REQUIRED TASK
Omit the pictures from the entries below and retype everything else exactly.

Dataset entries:

------------------------

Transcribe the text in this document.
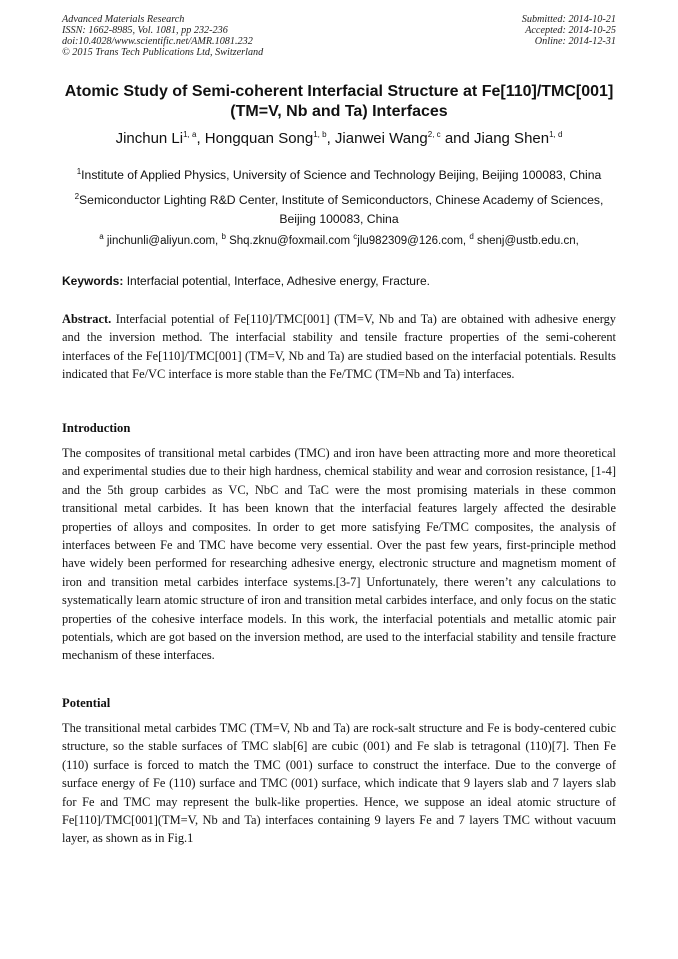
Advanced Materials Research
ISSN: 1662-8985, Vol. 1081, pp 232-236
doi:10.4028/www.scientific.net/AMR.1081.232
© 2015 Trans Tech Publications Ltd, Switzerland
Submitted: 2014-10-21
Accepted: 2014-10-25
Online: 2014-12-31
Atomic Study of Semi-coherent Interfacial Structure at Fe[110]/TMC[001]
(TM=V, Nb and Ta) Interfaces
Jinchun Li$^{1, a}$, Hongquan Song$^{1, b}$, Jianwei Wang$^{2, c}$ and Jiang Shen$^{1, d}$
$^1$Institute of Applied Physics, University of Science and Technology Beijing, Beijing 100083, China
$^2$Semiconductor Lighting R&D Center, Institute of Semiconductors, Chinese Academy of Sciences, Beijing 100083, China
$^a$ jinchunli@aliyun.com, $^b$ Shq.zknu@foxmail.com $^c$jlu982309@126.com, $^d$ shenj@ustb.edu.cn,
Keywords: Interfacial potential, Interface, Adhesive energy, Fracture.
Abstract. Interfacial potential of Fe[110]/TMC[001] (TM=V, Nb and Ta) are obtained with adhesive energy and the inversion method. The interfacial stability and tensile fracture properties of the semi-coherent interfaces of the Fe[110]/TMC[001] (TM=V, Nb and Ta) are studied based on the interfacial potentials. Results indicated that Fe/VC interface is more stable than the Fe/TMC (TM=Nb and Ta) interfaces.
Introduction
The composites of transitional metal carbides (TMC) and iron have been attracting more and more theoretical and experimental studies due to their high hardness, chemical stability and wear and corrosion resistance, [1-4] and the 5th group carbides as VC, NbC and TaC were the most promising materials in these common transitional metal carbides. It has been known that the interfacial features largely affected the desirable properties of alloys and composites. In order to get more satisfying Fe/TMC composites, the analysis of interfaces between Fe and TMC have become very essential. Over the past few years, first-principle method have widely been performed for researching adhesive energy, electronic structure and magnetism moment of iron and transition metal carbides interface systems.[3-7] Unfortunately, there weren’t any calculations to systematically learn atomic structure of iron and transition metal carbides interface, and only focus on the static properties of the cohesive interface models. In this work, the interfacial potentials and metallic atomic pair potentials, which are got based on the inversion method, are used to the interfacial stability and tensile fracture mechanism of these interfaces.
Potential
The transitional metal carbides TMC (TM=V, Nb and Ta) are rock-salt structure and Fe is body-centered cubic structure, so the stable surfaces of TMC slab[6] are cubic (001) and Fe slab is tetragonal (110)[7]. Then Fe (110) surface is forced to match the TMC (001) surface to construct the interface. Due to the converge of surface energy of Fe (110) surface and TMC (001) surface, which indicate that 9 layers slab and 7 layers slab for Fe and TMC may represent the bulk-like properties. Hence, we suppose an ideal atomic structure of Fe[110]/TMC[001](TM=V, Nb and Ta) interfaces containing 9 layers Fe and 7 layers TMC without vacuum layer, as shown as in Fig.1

------------------------

COMPLETED TASK
Transcribe the text in this document.
Advanced Materials Research
ISSN: 1662-8985, Vol. 1081, pp 232-236
doi:10.4028/www.scientific.net/AMR.1081.232
© 2015 Trans Tech Publications Ltd, Switzerland
Submitted: 2014-10-21
Accepted: 2014-10-25
Online: 2014-12-31
Atomic Study of Semi-coherent Interfacial Structure at Fe[110]/TMC[001]
(TM=V, Nb and Ta) Interfaces
Jinchun Li$^{1, a}$, Hongquan Song$^{1, b}$, Jianwei Wang$^{2, c}$ and Jiang Shen$^{1, d}$
$^1$Institute of Applied Physics, University of Science and Technology Beijing, Beijing 100083, China
$^2$Semiconductor Lighting R&D Center, Institute of Semiconductors, Chinese Academy of Sciences, Beijing 100083, China
$^a$ jinchunli@aliyun.com, $^b$ Shq.zknu@foxmail.com $^c$jlu982309@126.com, $^d$ shenj@ustb.edu.cn,
Keywords: Interfacial potential, Interface, Adhesive energy, Fracture.
Abstract. Interfacial potential of Fe[110]/TMC[001] (TM=V, Nb and Ta) are obtained with adhesive energy and the inversion method. The interfacial stability and tensile fracture properties of the semi-coherent interfaces of the Fe[110]/TMC[001] (TM=V, Nb and Ta) are studied based on the interfacial potentials. Results indicated that Fe/VC interface is more stable than the Fe/TMC (TM=Nb and Ta) interfaces.
Introduction
The composites of transitional metal carbides (TMC) and iron have been attracting more and more theoretical and experimental studies due to their high hardness, chemical stability and wear and corrosion resistance, [1-4] and the 5th group carbides as VC, NbC and TaC were the most promising materials in these common transitional metal carbides. It has been known that the interfacial features largely affected the desirable properties of alloys and composites. In order to get more satisfying Fe/TMC composites, the analysis of interfaces between Fe and TMC have become very essential. Over the past few years, first-principle method have widely been performed for researching adhesive energy, electronic structure and magnetism moment of iron and transition metal carbides interface systems.[3-7] Unfortunately, there weren’t any calculations to systematically learn atomic structure of iron and transition metal carbides interface, and only focus on the static properties of the cohesive interface models. In this work, the interfacial potentials and metallic atomic pair potentials, which are got based on the inversion method, are used to the interfacial stability and tensile fracture mechanism of these interfaces.
Potential
The transitional metal carbides TMC (TM=V, Nb and Ta) are rock-salt structure and Fe is body-centered cubic structure, so the stable surfaces of TMC slab[6] are cubic (001) and Fe slab is tetragonal (110)[7]. Then Fe (110) surface is forced to match the TMC (001) surface to construct the interface. Due to the converge of surface energy of Fe (110) surface and TMC (001) surface, which indicate that 9 layers slab and 7 layers slab for Fe and TMC may represent the bulk-like properties. Hence, we suppose an ideal atomic structure of Fe[110]/TMC[001](TM=V, Nb and Ta) interfaces containing 9 layers Fe and 7 layers TMC without vacuum layer, as shown as in Fig.1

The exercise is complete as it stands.